*AIM*
Reproduce verbatim the lines from the first one through the line containing "divider bbox=[0, 79, 153, 80]", including both.

*RECORDED DATA*
----------
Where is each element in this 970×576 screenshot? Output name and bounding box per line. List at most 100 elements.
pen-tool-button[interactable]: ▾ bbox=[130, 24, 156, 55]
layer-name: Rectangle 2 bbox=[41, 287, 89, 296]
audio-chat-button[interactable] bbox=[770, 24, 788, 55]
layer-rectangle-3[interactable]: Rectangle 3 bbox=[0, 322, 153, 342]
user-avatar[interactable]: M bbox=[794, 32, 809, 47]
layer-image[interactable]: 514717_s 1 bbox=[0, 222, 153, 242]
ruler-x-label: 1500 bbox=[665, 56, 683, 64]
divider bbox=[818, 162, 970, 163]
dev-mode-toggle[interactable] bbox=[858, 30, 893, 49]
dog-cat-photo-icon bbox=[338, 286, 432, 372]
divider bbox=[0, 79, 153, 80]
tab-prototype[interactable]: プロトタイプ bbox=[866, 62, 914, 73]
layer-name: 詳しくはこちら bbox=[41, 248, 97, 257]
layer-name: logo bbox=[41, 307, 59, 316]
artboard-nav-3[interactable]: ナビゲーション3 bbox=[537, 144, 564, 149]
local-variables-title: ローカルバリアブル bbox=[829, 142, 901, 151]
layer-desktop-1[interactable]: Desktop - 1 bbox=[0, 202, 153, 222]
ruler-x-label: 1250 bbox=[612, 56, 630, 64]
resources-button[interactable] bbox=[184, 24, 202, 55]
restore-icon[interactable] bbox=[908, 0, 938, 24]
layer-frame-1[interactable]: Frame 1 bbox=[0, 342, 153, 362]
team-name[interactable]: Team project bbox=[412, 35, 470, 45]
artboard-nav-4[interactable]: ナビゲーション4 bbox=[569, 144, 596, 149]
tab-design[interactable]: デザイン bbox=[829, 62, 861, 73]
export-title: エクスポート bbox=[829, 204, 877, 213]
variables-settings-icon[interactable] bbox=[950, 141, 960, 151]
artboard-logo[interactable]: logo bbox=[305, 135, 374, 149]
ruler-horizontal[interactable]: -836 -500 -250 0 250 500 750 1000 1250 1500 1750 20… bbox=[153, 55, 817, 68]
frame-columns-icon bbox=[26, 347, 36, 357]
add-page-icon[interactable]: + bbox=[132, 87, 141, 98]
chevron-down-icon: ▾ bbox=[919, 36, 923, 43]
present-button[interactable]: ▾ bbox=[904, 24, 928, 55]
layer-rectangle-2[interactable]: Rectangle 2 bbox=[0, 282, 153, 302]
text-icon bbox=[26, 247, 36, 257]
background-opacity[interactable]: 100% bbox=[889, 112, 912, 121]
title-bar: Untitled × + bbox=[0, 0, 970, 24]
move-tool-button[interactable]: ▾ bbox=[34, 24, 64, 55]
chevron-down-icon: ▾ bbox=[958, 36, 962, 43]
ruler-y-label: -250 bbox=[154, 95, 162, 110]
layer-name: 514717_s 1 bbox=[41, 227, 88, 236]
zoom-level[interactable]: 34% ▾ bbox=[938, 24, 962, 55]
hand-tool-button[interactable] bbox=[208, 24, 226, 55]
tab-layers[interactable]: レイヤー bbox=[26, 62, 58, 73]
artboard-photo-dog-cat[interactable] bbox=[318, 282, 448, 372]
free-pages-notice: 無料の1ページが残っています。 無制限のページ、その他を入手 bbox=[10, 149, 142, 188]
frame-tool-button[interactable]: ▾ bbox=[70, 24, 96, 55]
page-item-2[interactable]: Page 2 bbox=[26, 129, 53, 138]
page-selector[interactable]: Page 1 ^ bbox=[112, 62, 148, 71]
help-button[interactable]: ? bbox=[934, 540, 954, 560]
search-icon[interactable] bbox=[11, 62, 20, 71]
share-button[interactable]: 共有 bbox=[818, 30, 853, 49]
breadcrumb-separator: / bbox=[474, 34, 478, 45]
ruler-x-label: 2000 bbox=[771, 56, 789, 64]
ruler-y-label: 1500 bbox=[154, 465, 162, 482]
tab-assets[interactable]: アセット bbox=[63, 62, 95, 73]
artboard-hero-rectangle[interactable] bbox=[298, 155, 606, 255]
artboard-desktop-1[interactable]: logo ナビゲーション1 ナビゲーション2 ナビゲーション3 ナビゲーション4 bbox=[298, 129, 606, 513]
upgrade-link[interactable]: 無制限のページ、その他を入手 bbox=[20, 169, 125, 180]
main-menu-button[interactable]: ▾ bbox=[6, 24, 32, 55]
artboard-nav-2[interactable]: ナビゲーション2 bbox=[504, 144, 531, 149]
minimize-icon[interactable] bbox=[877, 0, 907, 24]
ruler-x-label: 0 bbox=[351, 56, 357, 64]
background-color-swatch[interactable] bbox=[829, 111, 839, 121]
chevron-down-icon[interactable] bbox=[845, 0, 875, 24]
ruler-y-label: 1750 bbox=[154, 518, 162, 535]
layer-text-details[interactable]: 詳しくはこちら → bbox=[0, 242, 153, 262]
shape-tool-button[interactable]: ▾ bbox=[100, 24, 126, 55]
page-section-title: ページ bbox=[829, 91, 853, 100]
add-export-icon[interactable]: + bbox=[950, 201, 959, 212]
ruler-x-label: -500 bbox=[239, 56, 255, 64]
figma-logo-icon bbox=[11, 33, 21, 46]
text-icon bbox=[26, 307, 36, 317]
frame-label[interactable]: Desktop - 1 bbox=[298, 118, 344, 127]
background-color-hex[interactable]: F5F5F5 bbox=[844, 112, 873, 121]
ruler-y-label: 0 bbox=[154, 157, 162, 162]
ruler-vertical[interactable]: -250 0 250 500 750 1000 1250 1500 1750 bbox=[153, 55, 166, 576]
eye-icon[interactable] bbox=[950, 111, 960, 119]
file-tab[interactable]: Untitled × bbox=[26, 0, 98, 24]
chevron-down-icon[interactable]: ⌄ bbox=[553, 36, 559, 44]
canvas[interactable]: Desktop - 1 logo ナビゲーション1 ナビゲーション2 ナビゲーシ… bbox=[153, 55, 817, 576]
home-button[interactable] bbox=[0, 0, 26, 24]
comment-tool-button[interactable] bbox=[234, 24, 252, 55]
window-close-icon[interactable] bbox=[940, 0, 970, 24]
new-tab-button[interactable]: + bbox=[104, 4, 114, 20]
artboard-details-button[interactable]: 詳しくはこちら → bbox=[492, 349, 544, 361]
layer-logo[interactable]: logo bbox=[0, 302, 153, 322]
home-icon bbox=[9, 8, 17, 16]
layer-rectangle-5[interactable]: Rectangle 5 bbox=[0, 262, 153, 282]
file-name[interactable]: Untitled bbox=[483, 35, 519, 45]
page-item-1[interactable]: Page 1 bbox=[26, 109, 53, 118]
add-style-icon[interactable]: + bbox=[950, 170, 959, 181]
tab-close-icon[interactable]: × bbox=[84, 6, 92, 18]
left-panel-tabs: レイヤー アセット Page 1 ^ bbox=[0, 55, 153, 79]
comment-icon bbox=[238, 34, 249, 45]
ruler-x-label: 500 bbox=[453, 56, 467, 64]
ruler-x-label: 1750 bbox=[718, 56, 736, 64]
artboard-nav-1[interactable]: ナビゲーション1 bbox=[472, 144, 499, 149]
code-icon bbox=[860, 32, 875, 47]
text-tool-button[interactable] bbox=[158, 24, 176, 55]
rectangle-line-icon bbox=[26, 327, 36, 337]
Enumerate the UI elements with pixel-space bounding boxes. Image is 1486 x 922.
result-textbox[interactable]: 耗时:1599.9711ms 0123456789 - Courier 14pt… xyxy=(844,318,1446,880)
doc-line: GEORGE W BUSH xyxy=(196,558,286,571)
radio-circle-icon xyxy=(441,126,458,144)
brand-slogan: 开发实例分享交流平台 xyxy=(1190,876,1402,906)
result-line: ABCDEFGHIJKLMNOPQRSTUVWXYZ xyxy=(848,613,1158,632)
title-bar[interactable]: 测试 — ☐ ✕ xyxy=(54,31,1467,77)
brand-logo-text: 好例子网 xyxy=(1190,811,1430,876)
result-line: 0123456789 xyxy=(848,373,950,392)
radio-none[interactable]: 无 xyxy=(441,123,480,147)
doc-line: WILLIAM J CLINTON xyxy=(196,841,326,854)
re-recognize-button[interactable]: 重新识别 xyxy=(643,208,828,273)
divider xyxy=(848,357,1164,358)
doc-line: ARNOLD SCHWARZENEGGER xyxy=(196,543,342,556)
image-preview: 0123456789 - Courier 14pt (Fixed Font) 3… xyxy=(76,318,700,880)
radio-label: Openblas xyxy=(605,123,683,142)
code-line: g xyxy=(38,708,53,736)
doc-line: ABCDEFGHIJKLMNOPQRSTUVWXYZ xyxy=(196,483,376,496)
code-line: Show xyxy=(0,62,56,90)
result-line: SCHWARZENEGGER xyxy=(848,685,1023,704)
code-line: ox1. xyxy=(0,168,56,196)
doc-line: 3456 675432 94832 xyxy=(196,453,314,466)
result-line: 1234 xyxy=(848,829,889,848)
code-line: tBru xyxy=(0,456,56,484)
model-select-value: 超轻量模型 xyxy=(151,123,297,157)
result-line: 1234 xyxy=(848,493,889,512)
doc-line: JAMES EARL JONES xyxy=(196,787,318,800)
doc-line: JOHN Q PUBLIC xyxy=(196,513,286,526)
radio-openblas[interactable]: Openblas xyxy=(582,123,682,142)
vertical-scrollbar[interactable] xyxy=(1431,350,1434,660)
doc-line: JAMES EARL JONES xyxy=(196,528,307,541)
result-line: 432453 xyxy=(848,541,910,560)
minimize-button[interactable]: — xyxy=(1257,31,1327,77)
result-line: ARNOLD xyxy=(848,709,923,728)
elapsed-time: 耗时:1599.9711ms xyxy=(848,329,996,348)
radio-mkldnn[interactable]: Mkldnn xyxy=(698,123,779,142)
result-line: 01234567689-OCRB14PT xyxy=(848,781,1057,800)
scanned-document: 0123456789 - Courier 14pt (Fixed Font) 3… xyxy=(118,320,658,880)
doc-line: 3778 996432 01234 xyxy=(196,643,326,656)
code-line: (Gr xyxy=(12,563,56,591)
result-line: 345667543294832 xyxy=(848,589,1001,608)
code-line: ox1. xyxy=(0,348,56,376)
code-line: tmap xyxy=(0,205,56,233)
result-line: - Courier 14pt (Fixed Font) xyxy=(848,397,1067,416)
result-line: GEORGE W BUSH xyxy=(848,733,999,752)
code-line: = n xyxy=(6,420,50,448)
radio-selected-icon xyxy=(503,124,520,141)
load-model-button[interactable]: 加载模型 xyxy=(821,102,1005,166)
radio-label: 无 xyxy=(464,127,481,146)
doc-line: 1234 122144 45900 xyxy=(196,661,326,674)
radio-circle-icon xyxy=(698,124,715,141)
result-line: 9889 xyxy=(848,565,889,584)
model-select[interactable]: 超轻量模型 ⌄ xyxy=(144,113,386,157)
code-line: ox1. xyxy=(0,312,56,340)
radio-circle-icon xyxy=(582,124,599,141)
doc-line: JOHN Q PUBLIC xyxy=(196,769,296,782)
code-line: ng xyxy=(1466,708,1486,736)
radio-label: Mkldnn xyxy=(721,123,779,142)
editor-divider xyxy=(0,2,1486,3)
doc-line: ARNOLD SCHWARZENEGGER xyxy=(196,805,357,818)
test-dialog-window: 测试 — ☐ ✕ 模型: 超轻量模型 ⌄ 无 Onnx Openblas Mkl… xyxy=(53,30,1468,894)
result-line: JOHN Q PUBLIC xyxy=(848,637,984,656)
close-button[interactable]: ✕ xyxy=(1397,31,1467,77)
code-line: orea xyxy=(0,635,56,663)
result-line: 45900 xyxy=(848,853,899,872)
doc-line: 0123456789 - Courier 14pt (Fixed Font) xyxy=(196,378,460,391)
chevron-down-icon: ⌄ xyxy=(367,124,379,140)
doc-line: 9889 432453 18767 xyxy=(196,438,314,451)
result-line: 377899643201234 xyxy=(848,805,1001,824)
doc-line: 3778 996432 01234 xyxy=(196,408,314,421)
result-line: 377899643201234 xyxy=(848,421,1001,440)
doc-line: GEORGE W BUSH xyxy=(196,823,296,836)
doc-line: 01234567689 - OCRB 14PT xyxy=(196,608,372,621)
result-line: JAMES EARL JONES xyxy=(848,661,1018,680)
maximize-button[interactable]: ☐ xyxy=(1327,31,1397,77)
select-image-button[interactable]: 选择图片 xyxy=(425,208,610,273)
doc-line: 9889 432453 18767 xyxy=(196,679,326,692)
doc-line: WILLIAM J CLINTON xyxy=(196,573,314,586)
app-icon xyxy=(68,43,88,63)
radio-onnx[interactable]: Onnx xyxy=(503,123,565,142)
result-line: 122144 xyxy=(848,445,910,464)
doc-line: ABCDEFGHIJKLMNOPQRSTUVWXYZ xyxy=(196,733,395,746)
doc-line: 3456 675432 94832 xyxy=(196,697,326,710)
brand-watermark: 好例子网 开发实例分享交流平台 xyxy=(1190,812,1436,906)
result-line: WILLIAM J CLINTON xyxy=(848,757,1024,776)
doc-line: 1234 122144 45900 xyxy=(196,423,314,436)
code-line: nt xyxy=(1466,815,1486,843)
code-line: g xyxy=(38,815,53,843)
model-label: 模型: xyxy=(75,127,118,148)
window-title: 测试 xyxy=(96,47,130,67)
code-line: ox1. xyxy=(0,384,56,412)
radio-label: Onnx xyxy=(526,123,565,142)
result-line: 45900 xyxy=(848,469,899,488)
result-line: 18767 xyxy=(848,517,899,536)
----------
*ANSWER TO THIS PROBLEM*
Where is each element in this 970×576 screenshot? Output name and bounding box per line. List at most 100 elements.
pen-tool-button[interactable]: ▾ bbox=[130, 24, 156, 55]
layer-name: Rectangle 2 bbox=[41, 287, 89, 296]
audio-chat-button[interactable] bbox=[770, 24, 788, 55]
layer-rectangle-3[interactable]: Rectangle 3 bbox=[0, 322, 153, 342]
user-avatar[interactable]: M bbox=[794, 32, 809, 47]
layer-image[interactable]: 514717_s 1 bbox=[0, 222, 153, 242]
ruler-x-label: 1500 bbox=[665, 56, 683, 64]
divider bbox=[818, 162, 970, 163]
dev-mode-toggle[interactable] bbox=[858, 30, 893, 49]
dog-cat-photo-icon bbox=[338, 286, 432, 372]
divider bbox=[0, 79, 153, 80]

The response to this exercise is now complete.